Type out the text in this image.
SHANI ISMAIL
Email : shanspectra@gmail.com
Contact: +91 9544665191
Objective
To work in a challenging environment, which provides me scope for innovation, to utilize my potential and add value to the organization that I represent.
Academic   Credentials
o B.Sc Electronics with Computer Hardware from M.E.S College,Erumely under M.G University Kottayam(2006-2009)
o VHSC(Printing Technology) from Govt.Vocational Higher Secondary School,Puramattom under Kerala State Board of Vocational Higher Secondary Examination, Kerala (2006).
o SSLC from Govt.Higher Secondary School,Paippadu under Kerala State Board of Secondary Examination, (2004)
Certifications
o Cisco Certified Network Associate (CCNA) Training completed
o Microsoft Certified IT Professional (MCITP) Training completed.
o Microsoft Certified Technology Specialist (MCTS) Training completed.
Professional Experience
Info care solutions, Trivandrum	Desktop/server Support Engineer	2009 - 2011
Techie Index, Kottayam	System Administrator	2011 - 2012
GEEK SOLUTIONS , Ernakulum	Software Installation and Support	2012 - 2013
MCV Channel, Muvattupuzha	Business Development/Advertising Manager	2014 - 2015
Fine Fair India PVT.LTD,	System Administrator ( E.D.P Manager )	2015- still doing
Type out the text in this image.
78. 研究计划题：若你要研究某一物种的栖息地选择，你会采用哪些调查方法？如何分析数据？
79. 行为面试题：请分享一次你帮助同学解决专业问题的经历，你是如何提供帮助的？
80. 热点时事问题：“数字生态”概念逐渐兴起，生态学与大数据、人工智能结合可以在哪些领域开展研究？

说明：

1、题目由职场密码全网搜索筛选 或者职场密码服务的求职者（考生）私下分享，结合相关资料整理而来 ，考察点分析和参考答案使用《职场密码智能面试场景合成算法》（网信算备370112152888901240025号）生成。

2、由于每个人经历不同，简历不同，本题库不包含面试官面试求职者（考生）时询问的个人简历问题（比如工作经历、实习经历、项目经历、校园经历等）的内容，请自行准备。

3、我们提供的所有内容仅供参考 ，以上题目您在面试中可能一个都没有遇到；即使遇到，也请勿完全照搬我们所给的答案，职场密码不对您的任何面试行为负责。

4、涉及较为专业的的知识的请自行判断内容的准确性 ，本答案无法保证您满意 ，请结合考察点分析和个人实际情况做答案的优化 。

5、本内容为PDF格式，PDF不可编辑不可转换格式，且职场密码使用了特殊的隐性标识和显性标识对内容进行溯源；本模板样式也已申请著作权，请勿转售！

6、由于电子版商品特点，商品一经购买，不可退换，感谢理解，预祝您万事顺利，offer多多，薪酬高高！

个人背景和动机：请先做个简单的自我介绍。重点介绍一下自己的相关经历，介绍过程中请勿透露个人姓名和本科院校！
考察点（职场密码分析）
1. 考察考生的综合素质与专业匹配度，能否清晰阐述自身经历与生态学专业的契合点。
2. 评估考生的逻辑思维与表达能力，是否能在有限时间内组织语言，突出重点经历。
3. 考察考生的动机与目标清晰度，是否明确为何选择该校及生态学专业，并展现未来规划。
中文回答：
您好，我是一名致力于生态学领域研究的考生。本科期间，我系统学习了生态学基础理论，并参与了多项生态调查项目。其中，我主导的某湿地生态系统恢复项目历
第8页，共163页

____

| Direction |
The entries above must be returned exactly.

| Written solution |
Type out the text in this image.
SHANI ISMAIL
Email : shanspectra@gmail.com
Contact: +91 9544665191
Objective
To work in a challenging environment, which provides me scope for innovation, to utilize my potential and add value to the organization that I represent.
Academic   Credentials
o B.Sc Electronics with Computer Hardware from M.E.S College,Erumely under M.G University Kottayam(2006-2009)
o VHSC(Printing Technology) from Govt.Vocational Higher Secondary School,Puramattom under Kerala State Board of Vocational Higher Secondary Examination, Kerala (2006).
o SSLC from Govt.Higher Secondary School,Paippadu under Kerala State Board of Secondary Examination, (2004)
Certifications
o Cisco Certified Network Associate (CCNA) Training completed
o Microsoft Certified IT Professional (MCITP) Training completed.
o Microsoft Certified Technology Specialist (MCTS) Training completed.
Professional Experience
Info care solutions, Trivandrum	Desktop/server Support Engineer	2009 - 2011
Techie Index, Kottayam	System Administrator	2011 - 2012
GEEK SOLUTIONS , Ernakulum	Software Installation and Support	2012 - 2013
MCV Channel, Muvattupuzha	Business Development/Advertising Manager	2014 - 2015
Fine Fair India PVT.LTD,	System Administrator ( E.D.P Manager )	2015- still doing
Type out the text in this image.
78. 研究计划题：若你要研究某一物种的栖息地选择，你会采用哪些调查方法？如何分析数据？
79. 行为面试题：请分享一次你帮助同学解决专业问题的经历，你是如何提供帮助的？
80. 热点时事问题：“数字生态”概念逐渐兴起，生态学与大数据、人工智能结合可以在哪些领域开展研究？

说明：

1、题目由职场密码全网搜索筛选 或者职场密码服务的求职者（考生）私下分享，结合相关资料整理而来 ，考察点分析和参考答案使用《职场密码智能面试场景合成算法》（网信算备370112152888901240025号）生成。

2、由于每个人经历不同，简历不同，本题库不包含面试官面试求职者（考生）时询问的个人简历问题（比如工作经历、实习经历、项目经历、校园经历等）的内容，请自行准备。

3、我们提供的所有内容仅供参考 ，以上题目您在面试中可能一个都没有遇到；即使遇到，也请勿完全照搬我们所给的答案，职场密码不对您的任何面试行为负责。

4、涉及较为专业的的知识的请自行判断内容的准确性 ，本答案无法保证您满意 ，请结合考察点分析和个人实际情况做答案的优化 。

5、本内容为PDF格式，PDF不可编辑不可转换格式，且职场密码使用了特殊的隐性标识和显性标识对内容进行溯源；本模板样式也已申请著作权，请勿转售！

6、由于电子版商品特点，商品一经购买，不可退换，感谢理解，预祝您万事顺利，offer多多，薪酬高高！

个人背景和动机：请先做个简单的自我介绍。重点介绍一下自己的相关经历，介绍过程中请勿透露个人姓名和本科院校！
考察点（职场密码分析）
1. 考察考生的综合素质与专业匹配度，能否清晰阐述自身经历与生态学专业的契合点。
2. 评估考生的逻辑思维与表达能力，是否能在有限时间内组织语言，突出重点经历。
3. 考察考生的动机与目标清晰度，是否明确为何选择该校及生态学专业，并展现未来规划。
中文回答：
您好，我是一名致力于生态学领域研究的考生。本科期间，我系统学习了生态学基础理论，并参与了多项生态调查项目。其中，我主导的某湿地生态系统恢复项目历
第8页，共163页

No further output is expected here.